What is asked: Reproduce the listing below exactly. Pictures do not belong in the copy.

[Figure record listings]
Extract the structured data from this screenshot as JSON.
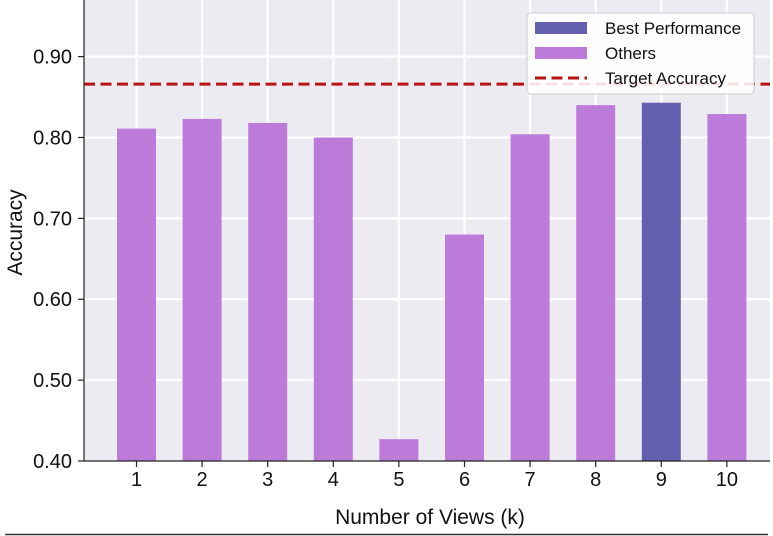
{
  "chart_data": {
    "type": "bar",
    "categories": [
      "1",
      "2",
      "3",
      "4",
      "5",
      "6",
      "7",
      "8",
      "9",
      "10"
    ],
    "values": [
      0.811,
      0.823,
      0.818,
      0.8,
      0.427,
      0.68,
      0.804,
      0.84,
      0.843,
      0.829
    ],
    "best_index": 8,
    "target_accuracy": 0.866,
    "xlabel": "Number of Views (k)",
    "ylabel": "Accuracy",
    "ylim": [
      0.4,
      0.97
    ],
    "yticks": [
      "0.40",
      "0.50",
      "0.60",
      "0.70",
      "0.80",
      "0.90"
    ],
    "ytick_values": [
      0.4,
      0.5,
      0.6,
      0.7,
      0.8,
      0.9
    ],
    "grid": true,
    "legend_position": "top-right",
    "legend": [
      {
        "label": "Best Performance",
        "kind": "bar",
        "color": "#645eae"
      },
      {
        "label": "Others",
        "kind": "bar",
        "color": "#bd7bd9"
      },
      {
        "label": "Target Accuracy",
        "kind": "dashed-line",
        "color": "#b81414"
      }
    ],
    "colors": {
      "best": "#645eae",
      "others": "#bd7bd9",
      "target": "#b81414",
      "plot_background": "#ecebf1",
      "grid": "#ffffff"
    }
  }
}
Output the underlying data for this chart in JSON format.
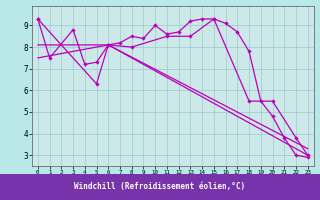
{
  "xlabel": "Windchill (Refroidissement éolien,°C)",
  "bg_color": "#b8e8e8",
  "line_color": "#bb00bb",
  "grid_color": "#99cccc",
  "axis_bg": "#cce8e8",
  "label_bg": "#7733aa",
  "xlim": [
    -0.5,
    23.5
  ],
  "ylim": [
    2.5,
    9.9
  ],
  "xticks": [
    0,
    1,
    2,
    3,
    4,
    5,
    6,
    7,
    8,
    9,
    10,
    11,
    12,
    13,
    14,
    15,
    16,
    17,
    18,
    19,
    20,
    21,
    22,
    23
  ],
  "yticks": [
    3,
    4,
    5,
    6,
    7,
    8,
    9
  ],
  "series1_x": [
    0,
    1,
    3,
    4,
    5,
    6,
    7,
    8,
    9,
    10,
    11,
    12,
    13,
    14,
    15,
    16,
    17,
    18,
    19,
    20,
    21,
    22,
    23
  ],
  "series1_y": [
    9.3,
    7.5,
    8.8,
    7.2,
    7.3,
    8.1,
    8.2,
    8.5,
    8.4,
    9.0,
    8.6,
    8.7,
    9.2,
    9.3,
    9.3,
    9.1,
    8.7,
    7.8,
    5.5,
    4.8,
    3.8,
    3.0,
    2.9
  ],
  "series2_x": [
    0,
    5,
    6,
    8,
    11,
    13,
    15,
    18,
    20,
    22,
    23
  ],
  "series2_y": [
    9.3,
    6.3,
    8.1,
    8.0,
    8.5,
    8.5,
    9.3,
    5.5,
    5.5,
    3.8,
    3.0
  ],
  "series3_x": [
    0,
    6,
    23
  ],
  "series3_y": [
    7.5,
    8.1,
    3.0
  ],
  "series4_x": [
    0,
    6,
    23
  ],
  "series4_y": [
    8.1,
    8.1,
    3.3
  ]
}
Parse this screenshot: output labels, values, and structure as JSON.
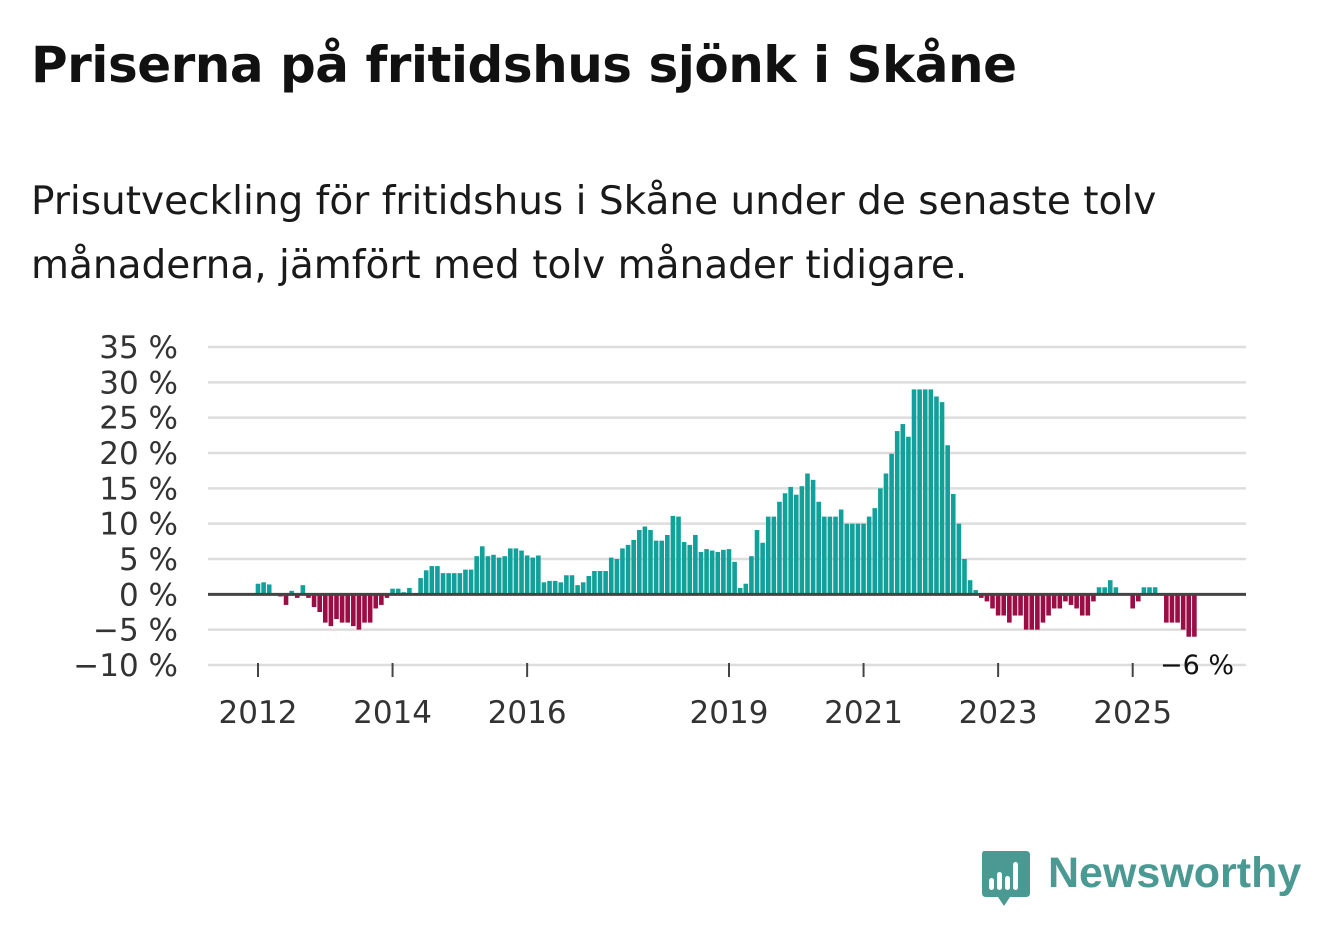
{
  "title": "Priserna på fritidshus sjönk i Skåne",
  "subtitle": "Prisutveckling för fritidshus i Skåne under de senaste tolv månaderna, jämfört med tolv månader tidigare.",
  "logo_text": "Newsworthy",
  "colors": {
    "positive": "#12a19a",
    "negative": "#9b0d45",
    "logo": "#4a9a93",
    "grid": "#dddddd",
    "zero": "#444444"
  },
  "chart_data": {
    "type": "bar",
    "title": "Priserna på fritidshus sjönk i Skåne",
    "xlabel": "",
    "ylabel": "",
    "ylim": [
      -10,
      35
    ],
    "x_start": "2012-01",
    "x_step": "month",
    "yticks": [
      -10,
      -5,
      0,
      5,
      10,
      15,
      20,
      25,
      30,
      35
    ],
    "ytick_labels": [
      "−10 %",
      "−5 %",
      "0 %",
      "5 %",
      "10 %",
      "15 %",
      "20 %",
      "25 %",
      "30 %",
      "35 %"
    ],
    "xtick_labels": [
      {
        "label": "2012",
        "index": 0
      },
      {
        "label": "2014",
        "index": 24
      },
      {
        "label": "2016",
        "index": 48
      },
      {
        "label": "2019",
        "index": 84
      },
      {
        "label": "2021",
        "index": 108
      },
      {
        "label": "2023",
        "index": 132
      },
      {
        "label": "2025",
        "index": 156
      }
    ],
    "end_label": "−6 %",
    "values": [
      1.5,
      1.7,
      1.4,
      0,
      -0.3,
      -1.5,
      0.5,
      -0.5,
      1.3,
      -0.5,
      -1.8,
      -2.5,
      -4,
      -4.5,
      -3.5,
      -4,
      -4,
      -4.5,
      -5,
      -4,
      -4,
      -2,
      -1.5,
      -0.5,
      0.8,
      0.8,
      0.3,
      0.9,
      0,
      2.3,
      3.4,
      4,
      4,
      3,
      3,
      3,
      3,
      3.5,
      3.5,
      5.4,
      6.8,
      5.4,
      5.6,
      5.2,
      5.4,
      6.5,
      6.5,
      6.2,
      5.5,
      5.2,
      5.5,
      1.7,
      1.9,
      1.9,
      1.7,
      2.7,
      2.7,
      1.3,
      1.7,
      2.6,
      3.3,
      3.3,
      3.3,
      5.2,
      5,
      6.5,
      7,
      7.7,
      9.1,
      9.6,
      9.1,
      7.6,
      7.6,
      8.4,
      11.1,
      11,
      7.4,
      7,
      8.4,
      6,
      6.4,
      6.2,
      6,
      6.3,
      6.4,
      4.6,
      0.9,
      1.5,
      5.4,
      9.1,
      7.3,
      11,
      11,
      13.1,
      14.3,
      15.2,
      14.1,
      15.3,
      17.1,
      16.2,
      13.1,
      11,
      11,
      11,
      12,
      10,
      10,
      10,
      10,
      11,
      12.2,
      15,
      17.1,
      19.9,
      23.1,
      24.1,
      22.3,
      29,
      29,
      29,
      29,
      28,
      27.2,
      21.1,
      14.2,
      10,
      5,
      2,
      0.6,
      -0.5,
      -1,
      -2,
      -3,
      -3,
      -4,
      -3,
      -3,
      -5,
      -5,
      -5,
      -4,
      -3,
      -2,
      -2,
      -1,
      -1.5,
      -2,
      -3,
      -3,
      -1,
      1,
      1,
      2,
      1,
      0,
      0,
      -2,
      -1,
      1,
      1,
      1,
      0,
      -4,
      -4,
      -4,
      -5,
      -6,
      -6
    ]
  }
}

Finished task:
Extract the structured data from this screenshot as JSON.
{
  "chart_data": {
    "type": "bar",
    "categories": [
      "1",
      "2",
      "3",
      "4",
      "5",
      "6",
      "7",
      "8",
      "9",
      "10"
    ],
    "values": [
      0.811,
      0.823,
      0.818,
      0.8,
      0.427,
      0.68,
      0.804,
      0.84,
      0.843,
      0.829
    ],
    "best_index": 8,
    "target_accuracy": 0.866,
    "xlabel": "Number of Views (k)",
    "ylabel": "Accuracy",
    "ylim": [
      0.4,
      0.97
    ],
    "yticks": [
      "0.40",
      "0.50",
      "0.60",
      "0.70",
      "0.80",
      "0.90"
    ],
    "ytick_values": [
      0.4,
      0.5,
      0.6,
      0.7,
      0.8,
      0.9
    ],
    "grid": true,
    "legend_position": "top-right",
    "legend": [
      {
        "label": "Best Performance",
        "kind": "bar",
        "color": "#645eae"
      },
      {
        "label": "Others",
        "kind": "bar",
        "color": "#bd7bd9"
      },
      {
        "label": "Target Accuracy",
        "kind": "dashed-line",
        "color": "#b81414"
      }
    ],
    "colors": {
      "best": "#645eae",
      "others": "#bd7bd9",
      "target": "#b81414",
      "plot_background": "#ecebf1",
      "grid": "#ffffff"
    }
  }
}
Output the underlying data for this chart in JSON format.
{
  "xlabel": "Windchill (Refroidissement éolien,°C)",
  "bg_color": "#b8e8e8",
  "line_color": "#bb00bb",
  "grid_color": "#99cccc",
  "axis_bg": "#cce8e8",
  "label_bg": "#7733aa",
  "xlim": [
    -0.5,
    23.5
  ],
  "ylim": [
    2.5,
    9.9
  ],
  "xticks": [
    0,
    1,
    2,
    3,
    4,
    5,
    6,
    7,
    8,
    9,
    10,
    11,
    12,
    13,
    14,
    15,
    16,
    17,
    18,
    19,
    20,
    21,
    22,
    23
  ],
  "yticks": [
    3,
    4,
    5,
    6,
    7,
    8,
    9
  ],
  "series1_x": [
    0,
    1,
    3,
    4,
    5,
    6,
    7,
    8,
    9,
    10,
    11,
    12,
    13,
    14,
    15,
    16,
    17,
    18,
    19,
    20,
    21,
    22,
    23
  ],
  "series1_y": [
    9.3,
    7.5,
    8.8,
    7.2,
    7.3,
    8.1,
    8.2,
    8.5,
    8.4,
    9.0,
    8.6,
    8.7,
    9.2,
    9.3,
    9.3,
    9.1,
    8.7,
    7.8,
    5.5,
    4.8,
    3.8,
    3.0,
    2.9
  ],
  "series2_x": [
    0,
    5,
    6,
    8,
    11,
    13,
    15,
    18,
    20,
    22,
    23
  ],
  "series2_y": [
    9.3,
    6.3,
    8.1,
    8.0,
    8.5,
    8.5,
    9.3,
    5.5,
    5.5,
    3.8,
    3.0
  ],
  "series3_x": [
    0,
    6,
    23
  ],
  "series3_y": [
    7.5,
    8.1,
    3.0
  ],
  "series4_x": [
    0,
    6,
    23
  ],
  "series4_y": [
    8.1,
    8.1,
    3.3
  ]
}
Parse this screenshot: output labels, values, and structure as JSON.
{
  "title": "Priserna på fritidshus sjönk i Skåne",
  "subtitle": "Prisutveckling för fritidshus i Skåne under de senaste tolv månaderna, jämfört med tolv månader tidigare.",
  "logo_text": "Newsworthy",
  "colors": {
    "positive": "#12a19a",
    "negative": "#9b0d45",
    "logo": "#4a9a93",
    "grid": "#dddddd",
    "zero": "#444444"
  },
  "chart_data": {
    "type": "bar",
    "title": "Priserna på fritidshus sjönk i Skåne",
    "xlabel": "",
    "ylabel": "",
    "ylim": [
      -10,
      35
    ],
    "x_start": "2012-01",
    "x_step": "month",
    "yticks": [
      -10,
      -5,
      0,
      5,
      10,
      15,
      20,
      25,
      30,
      35
    ],
    "ytick_labels": [
      "−10 %",
      "−5 %",
      "0 %",
      "5 %",
      "10 %",
      "15 %",
      "20 %",
      "25 %",
      "30 %",
      "35 %"
    ],
    "xtick_labels": [
      {
        "label": "2012",
        "index": 0
      },
      {
        "label": "2014",
        "index": 24
      },
      {
        "label": "2016",
        "index": 48
      },
      {
        "label": "2019",
        "index": 84
      },
      {
        "label": "2021",
        "index": 108
      },
      {
        "label": "2023",
        "index": 132
      },
      {
        "label": "2025",
        "index": 156
      }
    ],
    "end_label": "−6 %",
    "values": [
      1.5,
      1.7,
      1.4,
      0,
      -0.3,
      -1.5,
      0.5,
      -0.5,
      1.3,
      -0.5,
      -1.8,
      -2.5,
      -4,
      -4.5,
      -3.5,
      -4,
      -4,
      -4.5,
      -5,
      -4,
      -4,
      -2,
      -1.5,
      -0.5,
      0.8,
      0.8,
      0.3,
      0.9,
      0,
      2.3,
      3.4,
      4,
      4,
      3,
      3,
      3,
      3,
      3.5,
      3.5,
      5.4,
      6.8,
      5.4,
      5.6,
      5.2,
      5.4,
      6.5,
      6.5,
      6.2,
      5.5,
      5.2,
      5.5,
      1.7,
      1.9,
      1.9,
      1.7,
      2.7,
      2.7,
      1.3,
      1.7,
      2.6,
      3.3,
      3.3,
      3.3,
      5.2,
      5,
      6.5,
      7,
      7.7,
      9.1,
      9.6,
      9.1,
      7.6,
      7.6,
      8.4,
      11.1,
      11,
      7.4,
      7,
      8.4,
      6,
      6.4,
      6.2,
      6,
      6.3,
      6.4,
      4.6,
      0.9,
      1.5,
      5.4,
      9.1,
      7.3,
      11,
      11,
      13.1,
      14.3,
      15.2,
      14.1,
      15.3,
      17.1,
      16.2,
      13.1,
      11,
      11,
      11,
      12,
      10,
      10,
      10,
      10,
      11,
      12.2,
      15,
      17.1,
      19.9,
      23.1,
      24.1,
      22.3,
      29,
      29,
      29,
      29,
      28,
      27.2,
      21.1,
      14.2,
      10,
      5,
      2,
      0.6,
      -0.5,
      -1,
      -2,
      -3,
      -3,
      -4,
      -3,
      -3,
      -5,
      -5,
      -5,
      -4,
      -3,
      -2,
      -2,
      -1,
      -1.5,
      -2,
      -3,
      -3,
      -1,
      1,
      1,
      2,
      1,
      0,
      0,
      -2,
      -1,
      1,
      1,
      1,
      0,
      -4,
      -4,
      -4,
      -5,
      -6,
      -6
    ]
  }
}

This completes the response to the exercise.